╭─ PROVIDED MATERIAL

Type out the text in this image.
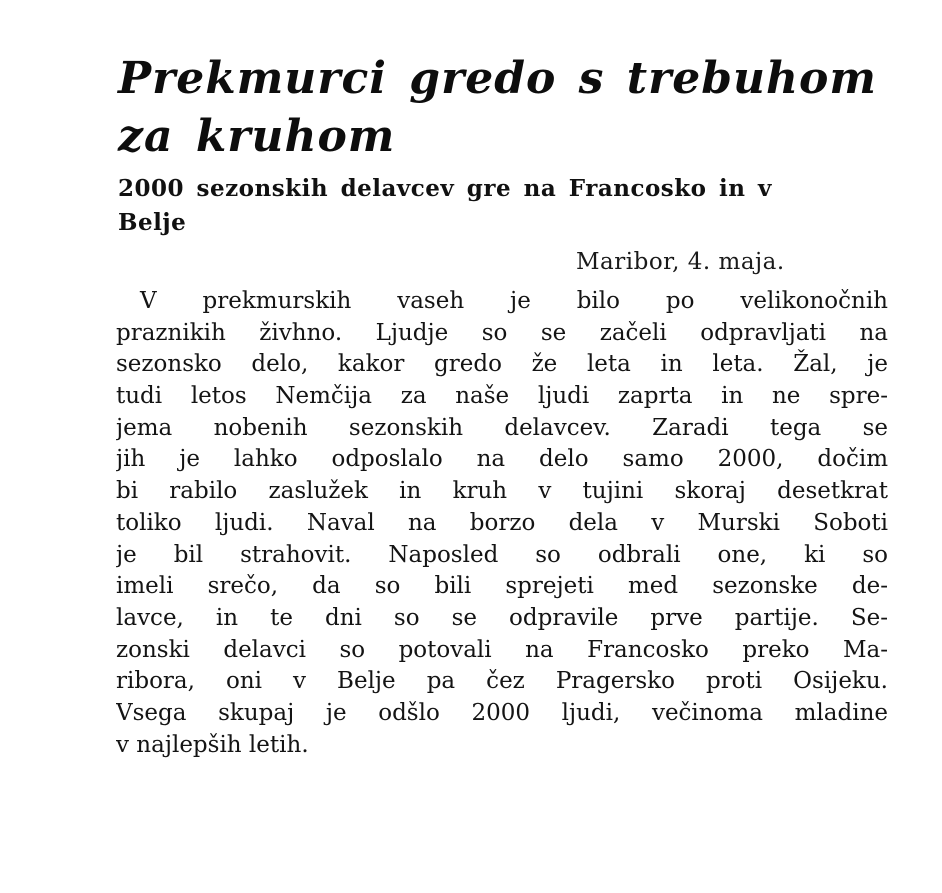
Prekmurci gredo s trebuhom za kruhom
2000 sezonskih delavcev gre na Francosko in v Belje

Maribor, 4. maja.

V prekmurskih vaseh je bilo po velikonočnih
praznikih živhno. Ljudje so se začeli odpravljati na
sezonsko delo, kakor gredo že leta in leta. Žal, je
tudi letos Nemčija za naše ljudi zaprta in ne spre-
jema nobenih sezonskih delavcev. Zaradi tega se
jih je lahko odposlalo na delo samo 2000, dočim
bi rabilo zaslužek in kruh v tujini skoraj desetkrat
toliko ljudi. Naval na borzo dela v Murski Soboti
je bil strahovit. Naposled so odbrali one, ki so
imeli srečo, da so bili sprejeti med sezonske de-
lavce, in te dni so se odpravile prve partije. Se-
zonski delavci so potovali na Francosko preko Ma-
ribora, oni v Belje pa čez Pragersko proti Osijeku.
Vsega skupaj je odšlo 2000 ljudi, večinoma mladine
v najlepših letih.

╰─

→ **REQUIREMENT**: Transcribe every entry word for word, but skip the pictures.

→ **RESULT OF THE EXERCISE**:
Type out the text in this image.
Prekmurci gredo s trebuhom za kruhom
2000 sezonskih delavcev gre na Francosko in v Belje

Maribor, 4. maja.

V prekmurskih vaseh je bilo po velikonočnih
praznikih živhno. Ljudje so se začeli odpravljati na
sezonsko delo, kakor gredo že leta in leta. Žal, je
tudi letos Nemčija za naše ljudi zaprta in ne spre-
jema nobenih sezonskih delavcev. Zaradi tega se
jih je lahko odposlalo na delo samo 2000, dočim
bi rabilo zaslužek in kruh v tujini skoraj desetkrat
toliko ljudi. Naval na borzo dela v Murski Soboti
je bil strahovit. Naposled so odbrali one, ki so
imeli srečo, da so bili sprejeti med sezonske de-
lavce, in te dni so se odpravile prve partije. Se-
zonski delavci so potovali na Francosko preko Ma-
ribora, oni v Belje pa čez Pragersko proti Osijeku.
Vsega skupaj je odšlo 2000 ljudi, večinoma mladine
v najlepših letih.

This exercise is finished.